**Written request**
Present the following entries again, word for word and in full.

**Records to process**
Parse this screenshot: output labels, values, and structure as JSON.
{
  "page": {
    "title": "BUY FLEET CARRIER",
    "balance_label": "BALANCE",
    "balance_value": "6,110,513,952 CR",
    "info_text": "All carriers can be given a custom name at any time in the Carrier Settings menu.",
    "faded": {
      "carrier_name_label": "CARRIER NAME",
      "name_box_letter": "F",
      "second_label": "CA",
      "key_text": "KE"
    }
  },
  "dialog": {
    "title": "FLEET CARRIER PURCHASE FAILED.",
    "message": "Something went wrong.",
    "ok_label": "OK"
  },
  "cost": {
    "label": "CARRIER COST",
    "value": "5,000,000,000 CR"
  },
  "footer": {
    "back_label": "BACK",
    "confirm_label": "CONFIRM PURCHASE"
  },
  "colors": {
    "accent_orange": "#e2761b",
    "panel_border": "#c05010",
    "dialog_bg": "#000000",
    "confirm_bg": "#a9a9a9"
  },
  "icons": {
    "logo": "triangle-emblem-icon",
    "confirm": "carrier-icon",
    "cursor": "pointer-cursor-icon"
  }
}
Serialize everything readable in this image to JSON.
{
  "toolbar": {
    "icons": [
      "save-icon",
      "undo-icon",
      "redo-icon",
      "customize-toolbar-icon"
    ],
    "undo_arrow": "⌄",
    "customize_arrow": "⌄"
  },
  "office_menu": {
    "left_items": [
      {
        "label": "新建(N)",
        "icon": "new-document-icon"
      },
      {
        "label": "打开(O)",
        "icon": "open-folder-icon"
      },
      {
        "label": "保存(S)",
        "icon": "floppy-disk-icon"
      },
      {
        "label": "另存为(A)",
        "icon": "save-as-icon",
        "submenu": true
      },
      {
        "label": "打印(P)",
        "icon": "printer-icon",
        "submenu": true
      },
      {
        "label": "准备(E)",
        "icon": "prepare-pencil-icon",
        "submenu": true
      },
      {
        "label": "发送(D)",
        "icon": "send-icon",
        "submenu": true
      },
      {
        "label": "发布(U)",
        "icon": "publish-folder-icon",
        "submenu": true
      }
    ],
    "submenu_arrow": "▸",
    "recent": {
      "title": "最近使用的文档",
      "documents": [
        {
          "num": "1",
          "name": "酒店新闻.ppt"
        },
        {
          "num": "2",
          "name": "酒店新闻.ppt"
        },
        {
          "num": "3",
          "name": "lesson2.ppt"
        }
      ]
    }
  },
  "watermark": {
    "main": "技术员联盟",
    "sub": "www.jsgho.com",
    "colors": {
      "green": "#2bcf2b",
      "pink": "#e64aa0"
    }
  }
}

**Answer to the problem**
Parse this screenshot: output labels, values, and structure as JSON.
{
  "page": {
    "title": "BUY FLEET CARRIER",
    "balance_label": "BALANCE",
    "balance_value": "6,110,513,952 CR",
    "info_text": "All carriers can be given a custom name at any time in the Carrier Settings menu.",
    "faded": {
      "carrier_name_label": "CARRIER NAME",
      "name_box_letter": "F",
      "second_label": "CA",
      "key_text": "KE"
    }
  },
  "dialog": {
    "title": "FLEET CARRIER PURCHASE FAILED.",
    "message": "Something went wrong.",
    "ok_label": "OK"
  },
  "cost": {
    "label": "CARRIER COST",
    "value": "5,000,000,000 CR"
  },
  "footer": {
    "back_label": "BACK",
    "confirm_label": "CONFIRM PURCHASE"
  },
  "colors": {
    "accent_orange": "#e2761b",
    "panel_border": "#c05010",
    "dialog_bg": "#000000",
    "confirm_bg": "#a9a9a9"
  },
  "icons": {
    "logo": "triangle-emblem-icon",
    "confirm": "carrier-icon",
    "cursor": "pointer-cursor-icon"
  }
}
Serialize everything readable in this image to JSON.
{
  "toolbar": {
    "icons": [
      "save-icon",
      "undo-icon",
      "redo-icon",
      "customize-toolbar-icon"
    ],
    "undo_arrow": "⌄",
    "customize_arrow": "⌄"
  },
  "office_menu": {
    "left_items": [
      {
        "label": "新建(N)",
        "icon": "new-document-icon"
      },
      {
        "label": "打开(O)",
        "icon": "open-folder-icon"
      },
      {
        "label": "保存(S)",
        "icon": "floppy-disk-icon"
      },
      {
        "label": "另存为(A)",
        "icon": "save-as-icon",
        "submenu": true
      },
      {
        "label": "打印(P)",
        "icon": "printer-icon",
        "submenu": true
      },
      {
        "label": "准备(E)",
        "icon": "prepare-pencil-icon",
        "submenu": true
      },
      {
        "label": "发送(D)",
        "icon": "send-icon",
        "submenu": true
      },
      {
        "label": "发布(U)",
        "icon": "publish-folder-icon",
        "submenu": true
      }
    ],
    "submenu_arrow": "▸",
    "recent": {
      "title": "最近使用的文档",
      "documents": [
        {
          "num": "1",
          "name": "酒店新闻.ppt"
        },
        {
          "num": "2",
          "name": "酒店新闻.ppt"
        },
        {
          "num": "3",
          "name": "lesson2.ppt"
        }
      ]
    }
  },
  "watermark": {
    "main": "技术员联盟",
    "sub": "www.jsgho.com",
    "colors": {
      "green": "#2bcf2b",
      "pink": "#e64aa0"
    }
  }
}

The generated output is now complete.